In the entries below, find every line with "Chittorgarh" and copy it.

== Task data ==

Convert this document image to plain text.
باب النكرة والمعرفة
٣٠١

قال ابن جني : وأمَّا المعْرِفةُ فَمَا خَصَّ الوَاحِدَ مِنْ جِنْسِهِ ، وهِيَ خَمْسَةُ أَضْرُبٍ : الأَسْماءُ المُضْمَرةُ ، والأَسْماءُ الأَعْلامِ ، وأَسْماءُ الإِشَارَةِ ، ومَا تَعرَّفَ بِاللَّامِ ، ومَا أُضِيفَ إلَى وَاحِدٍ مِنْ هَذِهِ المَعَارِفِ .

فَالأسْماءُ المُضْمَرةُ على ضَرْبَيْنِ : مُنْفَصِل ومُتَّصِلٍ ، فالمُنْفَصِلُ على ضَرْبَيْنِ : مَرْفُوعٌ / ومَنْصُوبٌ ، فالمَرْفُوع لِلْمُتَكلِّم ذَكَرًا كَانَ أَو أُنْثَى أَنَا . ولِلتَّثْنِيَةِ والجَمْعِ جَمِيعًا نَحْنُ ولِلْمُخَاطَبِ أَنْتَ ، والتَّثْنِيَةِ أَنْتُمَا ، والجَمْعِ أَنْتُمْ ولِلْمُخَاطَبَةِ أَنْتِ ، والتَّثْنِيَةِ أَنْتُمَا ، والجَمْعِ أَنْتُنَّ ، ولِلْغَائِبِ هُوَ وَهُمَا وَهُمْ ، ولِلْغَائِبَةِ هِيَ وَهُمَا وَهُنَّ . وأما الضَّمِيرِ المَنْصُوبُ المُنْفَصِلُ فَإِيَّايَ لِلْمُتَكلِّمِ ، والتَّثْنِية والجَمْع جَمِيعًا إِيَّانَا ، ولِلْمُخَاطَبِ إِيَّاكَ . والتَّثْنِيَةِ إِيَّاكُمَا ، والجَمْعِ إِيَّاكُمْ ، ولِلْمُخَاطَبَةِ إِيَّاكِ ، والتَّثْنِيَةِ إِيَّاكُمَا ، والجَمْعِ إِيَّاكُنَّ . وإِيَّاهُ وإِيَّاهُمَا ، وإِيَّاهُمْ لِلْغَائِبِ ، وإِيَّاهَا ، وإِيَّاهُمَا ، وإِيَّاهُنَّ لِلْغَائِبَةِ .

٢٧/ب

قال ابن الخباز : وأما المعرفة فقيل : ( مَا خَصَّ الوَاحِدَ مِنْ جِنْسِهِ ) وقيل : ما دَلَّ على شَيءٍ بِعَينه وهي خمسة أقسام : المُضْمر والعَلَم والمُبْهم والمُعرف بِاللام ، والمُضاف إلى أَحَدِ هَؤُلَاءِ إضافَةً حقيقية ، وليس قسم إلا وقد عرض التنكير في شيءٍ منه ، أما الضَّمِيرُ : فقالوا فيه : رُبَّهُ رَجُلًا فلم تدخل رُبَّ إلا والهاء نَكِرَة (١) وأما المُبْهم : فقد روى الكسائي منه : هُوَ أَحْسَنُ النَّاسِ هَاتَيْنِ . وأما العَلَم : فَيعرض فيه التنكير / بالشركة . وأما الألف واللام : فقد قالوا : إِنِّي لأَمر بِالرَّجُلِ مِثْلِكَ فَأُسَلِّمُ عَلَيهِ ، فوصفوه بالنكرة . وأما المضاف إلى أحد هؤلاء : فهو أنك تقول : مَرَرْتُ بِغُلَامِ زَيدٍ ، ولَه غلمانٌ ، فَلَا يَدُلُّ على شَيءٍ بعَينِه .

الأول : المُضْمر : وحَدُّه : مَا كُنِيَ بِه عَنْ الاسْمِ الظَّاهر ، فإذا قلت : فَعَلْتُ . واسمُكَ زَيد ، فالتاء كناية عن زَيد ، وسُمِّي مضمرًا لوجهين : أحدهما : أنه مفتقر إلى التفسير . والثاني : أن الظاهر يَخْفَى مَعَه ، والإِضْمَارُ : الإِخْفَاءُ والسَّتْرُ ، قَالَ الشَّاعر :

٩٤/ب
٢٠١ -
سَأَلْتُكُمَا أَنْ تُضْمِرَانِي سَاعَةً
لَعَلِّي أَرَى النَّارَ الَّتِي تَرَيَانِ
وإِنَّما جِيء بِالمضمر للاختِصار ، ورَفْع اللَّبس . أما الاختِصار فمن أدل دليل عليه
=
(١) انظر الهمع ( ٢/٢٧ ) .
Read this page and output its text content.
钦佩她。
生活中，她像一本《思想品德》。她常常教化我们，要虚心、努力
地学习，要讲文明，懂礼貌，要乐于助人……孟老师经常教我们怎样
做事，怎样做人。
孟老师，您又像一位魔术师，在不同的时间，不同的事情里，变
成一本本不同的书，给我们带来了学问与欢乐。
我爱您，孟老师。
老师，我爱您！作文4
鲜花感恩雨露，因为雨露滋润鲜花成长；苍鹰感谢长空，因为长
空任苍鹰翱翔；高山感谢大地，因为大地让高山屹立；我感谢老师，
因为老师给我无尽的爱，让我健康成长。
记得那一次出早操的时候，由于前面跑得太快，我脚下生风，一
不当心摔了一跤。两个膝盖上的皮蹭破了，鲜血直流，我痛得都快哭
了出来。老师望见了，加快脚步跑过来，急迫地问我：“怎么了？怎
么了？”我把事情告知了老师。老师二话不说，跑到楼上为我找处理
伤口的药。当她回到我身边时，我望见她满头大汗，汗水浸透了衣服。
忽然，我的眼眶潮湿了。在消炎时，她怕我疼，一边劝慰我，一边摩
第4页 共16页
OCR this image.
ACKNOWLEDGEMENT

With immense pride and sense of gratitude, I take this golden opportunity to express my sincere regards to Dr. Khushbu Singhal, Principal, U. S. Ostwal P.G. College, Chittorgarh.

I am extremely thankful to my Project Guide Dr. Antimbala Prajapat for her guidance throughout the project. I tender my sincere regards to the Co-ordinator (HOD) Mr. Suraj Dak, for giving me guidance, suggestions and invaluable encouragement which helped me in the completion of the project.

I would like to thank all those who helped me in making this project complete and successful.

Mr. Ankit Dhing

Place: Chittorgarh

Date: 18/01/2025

===

#### [Answer to this problem]
With immense pride and sense of gratitude, I take this golden opportunity to express my sincere regards to Dr. Khushbu Singhal, Principal, U. S. Ostwal P.G. College, Chittorgarh.
Place: Chittorgarh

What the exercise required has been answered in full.